(Problem description)
Reproduce the stretch of the figured birch thread from "To be honest, when" through "radiate some chatoyance.", swapping "bartop" for "countertop".

(Text to read)
-- begin --

# Figured birch



## JP Sinclair (Nov 13, 2006)

I really think that birch is underrated, most of the time in big commercial operations around here, it gets thrown on a truck and scaled/graded as regular sawlogs yet it can have some kickin' figure if you take the time to look at it. I rarely pass up an opportunity to get an old growth yellow birch, it usually has a nice rose heartwood that is very pretty or it has flame pattern which is very popular. I've been rolling the dice on downed birch too and I really like the spalting effects. It usually is more colorful than spalted maple and the spalt pattern are more like streaks than the pencil lines in spalted maple.


----------



## mdlbldrmatt135 (Dec 6, 2006)

oooh Nice stuff!!!


----------



## firehawkmph (Apr 26, 2008)

JP, 
I agree about it being underated. I think when you mention birch, everyone's first thought is 'must be making some drawer boxes'...
I haven't seen any of the figured stuff around here. But then again, I don't think I was looking that hard. Note to self: 'put birch on the watchlist'. 
Mike Hawkins


----------



## JP Sinclair (Nov 13, 2006)

To be honest, when I was logging, I never gave it much attension either. It wasn't until I started sawmill work and got into some old yellow birch that I realized it can have some beautiful figure. I cut a live edge bartop out of flame birch for a customer and I wish I had a pic to show, it was really stunning.


----------



## TexasTimbers (Oct 17, 2006)

That's pretty stuff. Looks like a good species that'll radiate some chatoyance.


----------



## JDavis21835 (Mar 2, 2009)

If you find a birch around here, chances are, its been cut, sawed to 8 foot lengths, shipped to the pulp mill, or sent to the osb factory. Other than that, no one seems to want anything to do with it.


----------

-- end --

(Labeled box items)
-- begin --

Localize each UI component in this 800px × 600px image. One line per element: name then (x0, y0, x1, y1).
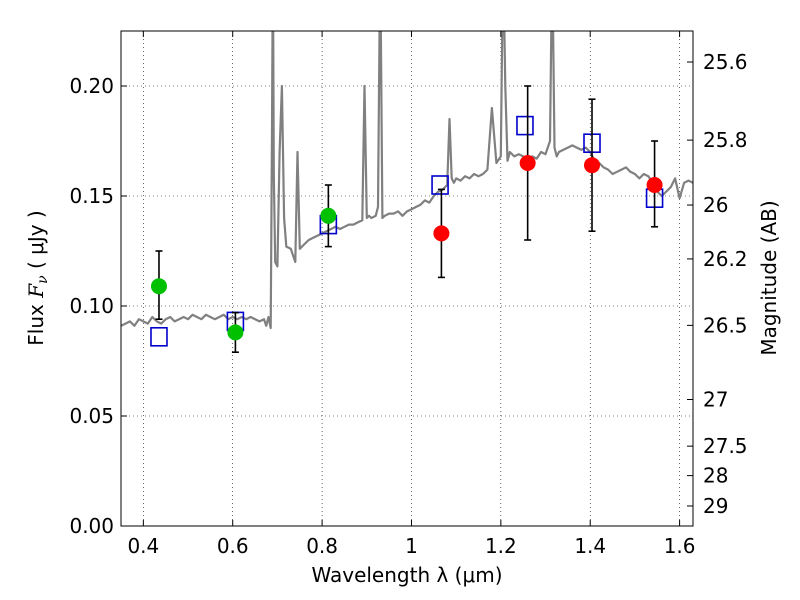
y2-tick-label: 25.8 (703, 128, 748, 152)
red-data-point (646, 177, 663, 193)
y-tick-label: 0.05 (69, 404, 114, 428)
y2-tick-label: 25.6 (703, 50, 748, 74)
y-axis-label-unit: ( μJy ) (24, 210, 48, 275)
y-axis-label-prefix: Flux (24, 298, 48, 346)
plot-frame (120, 30, 694, 527)
x-tick-label: 1.2 (485, 534, 517, 558)
y-tick-label: 0.20 (69, 74, 114, 98)
y2-tick-label: 29 (703, 494, 728, 518)
y-axis-label: Flux Fν ( μJy ) (24, 210, 51, 345)
green-data-point (227, 324, 244, 341)
x-axis-label: Wavelength λ (μm) (311, 563, 502, 587)
y2-tick-label: 26.2 (703, 247, 748, 271)
y-tick-label: 0.00 (69, 514, 114, 538)
y2-tick-label: 28 (703, 464, 728, 488)
green-data-point (320, 207, 337, 224)
red-data-point (433, 225, 450, 242)
model-square (516, 115, 534, 136)
y2-axis-label: Magnitude (AB) (757, 200, 781, 355)
x-tick-label: 0.8 (306, 534, 338, 558)
marks-layer (150, 85, 664, 354)
x-tick-label: 1.6 (664, 534, 696, 558)
x-tick-label: 1.4 (574, 534, 606, 558)
green-data-point (150, 278, 167, 295)
x-tick-label: 0.6 (217, 534, 249, 558)
x-tick-label: 0.4 (127, 534, 159, 558)
red-data-point (584, 157, 601, 174)
x-tick-label: 1 (405, 534, 418, 558)
model-square (431, 175, 449, 195)
red-data-point (519, 155, 536, 171)
y-tick-label: 0.15 (69, 184, 114, 208)
model-square (150, 326, 168, 347)
y2-tick-label: 27.5 (703, 434, 748, 458)
y2-tick-label: 26 (703, 193, 728, 217)
y2-tick-label: 26.5 (703, 313, 748, 337)
ticks: 0.4 0.6 0.8 1 1.2 1.4 1.6 0.00 0.05 0.10 0.15 0.20 2… (69, 31, 748, 558)
y-axis-label-subscript: ν (35, 275, 51, 284)
y-tick-label: 0.10 (69, 294, 114, 318)
y-axis-label-symbol: F (24, 283, 48, 299)
y2-tick-label: 27 (703, 388, 728, 412)
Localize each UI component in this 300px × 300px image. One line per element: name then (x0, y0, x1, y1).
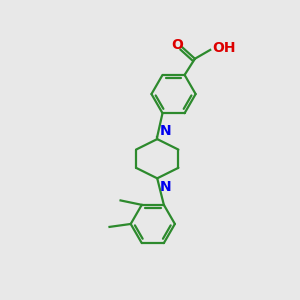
Text: N: N (160, 124, 171, 138)
Text: O: O (171, 38, 183, 52)
Text: OH: OH (213, 40, 236, 55)
Text: N: N (160, 180, 171, 194)
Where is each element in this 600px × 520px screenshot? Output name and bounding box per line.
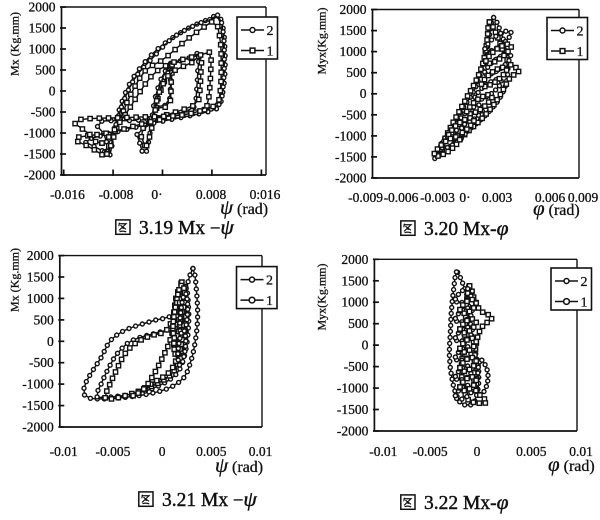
svg-text:0: 0 [49, 84, 56, 99]
svg-text:500: 500 [346, 65, 367, 80]
svg-text:-1000: -1000 [22, 377, 54, 392]
svg-text:500: 500 [35, 63, 56, 78]
svg-text:-1000: -1000 [335, 128, 367, 143]
svg-text:2000: 2000 [29, 0, 56, 15]
svg-text:0.01: 0.01 [249, 444, 273, 459]
svg-text:0.006: 0.006 [535, 190, 566, 205]
svg-text:Myx(Kg.mm): Myx(Kg.mm) [315, 8, 329, 75]
svg-text:3.19 Mx −ψ: 3.19 Mx −ψ [139, 215, 234, 239]
svg-text:-500: -500 [342, 107, 367, 122]
svg-text:0: 0 [362, 338, 369, 353]
svg-text:Myx(Kg.mm): Myx(Kg.mm) [315, 264, 329, 331]
svg-text:0: 0 [47, 334, 54, 349]
svg-text:1000: 1000 [29, 42, 56, 57]
svg-text:-0.006: -0.006 [384, 190, 419, 205]
svg-text:2000: 2000 [27, 248, 54, 263]
svg-text:ψ (rad): ψ (rad) [215, 453, 263, 477]
svg-text:-0.008: -0.008 [99, 187, 134, 202]
svg-text:0.01: 0.01 [569, 444, 593, 459]
svg-text:-500: -500 [29, 355, 54, 370]
svg-text:0·: 0· [459, 190, 470, 205]
svg-text:2: 2 [266, 273, 273, 288]
svg-text:-1500: -1500 [22, 398, 54, 413]
svg-text:1500: 1500 [340, 23, 367, 38]
svg-text:-500: -500 [31, 105, 56, 120]
svg-text:2000: 2000 [340, 2, 367, 17]
svg-text:Mx (Kg.mm): Mx (Kg.mm) [7, 12, 21, 76]
svg-text:3.20 Mx-φ: 3.20 Mx-φ [424, 216, 509, 240]
svg-text:-2000: -2000 [337, 424, 369, 439]
svg-text:-2000: -2000 [24, 168, 56, 183]
svg-text:0:016: 0:016 [250, 187, 281, 202]
svg-text:500: 500 [34, 312, 55, 327]
svg-text:1000: 1000 [27, 291, 54, 306]
svg-text:1: 1 [581, 295, 588, 310]
svg-text:-0.01: -0.01 [50, 444, 78, 459]
svg-text:1500: 1500 [27, 270, 54, 285]
svg-text:-0.005: -0.005 [413, 444, 448, 459]
svg-text:2: 2 [267, 24, 274, 39]
svg-text:0.008: 0.008 [196, 187, 227, 202]
svg-text:-2000: -2000 [335, 171, 367, 186]
svg-text:1: 1 [577, 45, 584, 60]
svg-text:-1000: -1000 [337, 381, 369, 396]
svg-text:1500: 1500 [341, 273, 368, 288]
svg-text:2: 2 [581, 275, 588, 290]
svg-text:0.009: 0.009 [568, 190, 599, 205]
svg-text:1500: 1500 [29, 21, 56, 36]
svg-text:-1500: -1500 [335, 149, 367, 164]
svg-text:-0.003: -0.003 [420, 190, 455, 205]
svg-text:1000: 1000 [341, 295, 368, 310]
svg-text:0.005: 0.005 [516, 444, 547, 459]
svg-text:0.003: 0.003 [482, 190, 513, 205]
svg-text:0.005: 0.005 [196, 444, 227, 459]
svg-text:-1500: -1500 [337, 402, 369, 417]
svg-text:-1000: -1000 [24, 126, 56, 141]
svg-text:0: 0 [474, 444, 481, 459]
svg-text:0: 0 [360, 86, 367, 101]
svg-text:1000: 1000 [340, 44, 367, 59]
svg-text:2000: 2000 [341, 252, 368, 267]
svg-text:-0.016: -0.016 [50, 187, 85, 202]
svg-text:3.21 Mx −ψ: 3.21 Mx −ψ [162, 487, 257, 511]
svg-text:-500: -500 [344, 359, 369, 374]
svg-text:0: 0 [159, 444, 166, 459]
svg-text:-0.005: -0.005 [95, 444, 130, 459]
svg-text:3.22 Mx-φ: 3.22 Mx-φ [424, 490, 509, 514]
svg-text:1: 1 [267, 44, 274, 59]
svg-text:-1500: -1500 [24, 147, 56, 162]
svg-text:500: 500 [348, 316, 369, 331]
svg-text:1: 1 [266, 294, 273, 309]
svg-text:-2000: -2000 [22, 420, 54, 435]
svg-text:2: 2 [577, 24, 584, 39]
svg-text:Mx (Kg.mm): Mx (Kg.mm) [7, 248, 21, 312]
svg-text:0·: 0· [151, 187, 162, 202]
svg-text:-0.01: -0.01 [369, 444, 397, 459]
svg-text:-0.009: -0.009 [348, 190, 383, 205]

-- end --

(Result)
To be honest, when I was logging, I never gave it much attension either. It wasn't until I started sawmill work and got into some old yellow birch that I realized it can have some beautiful figure. I cut a live edge countertop out of flame birch for a customer and I wish I had a pic to show, it was really stunning.


----------



## TexasTimbers (Oct 17, 2006)

That's pretty stuff. Looks like a good species that'll radiate some chatoyance.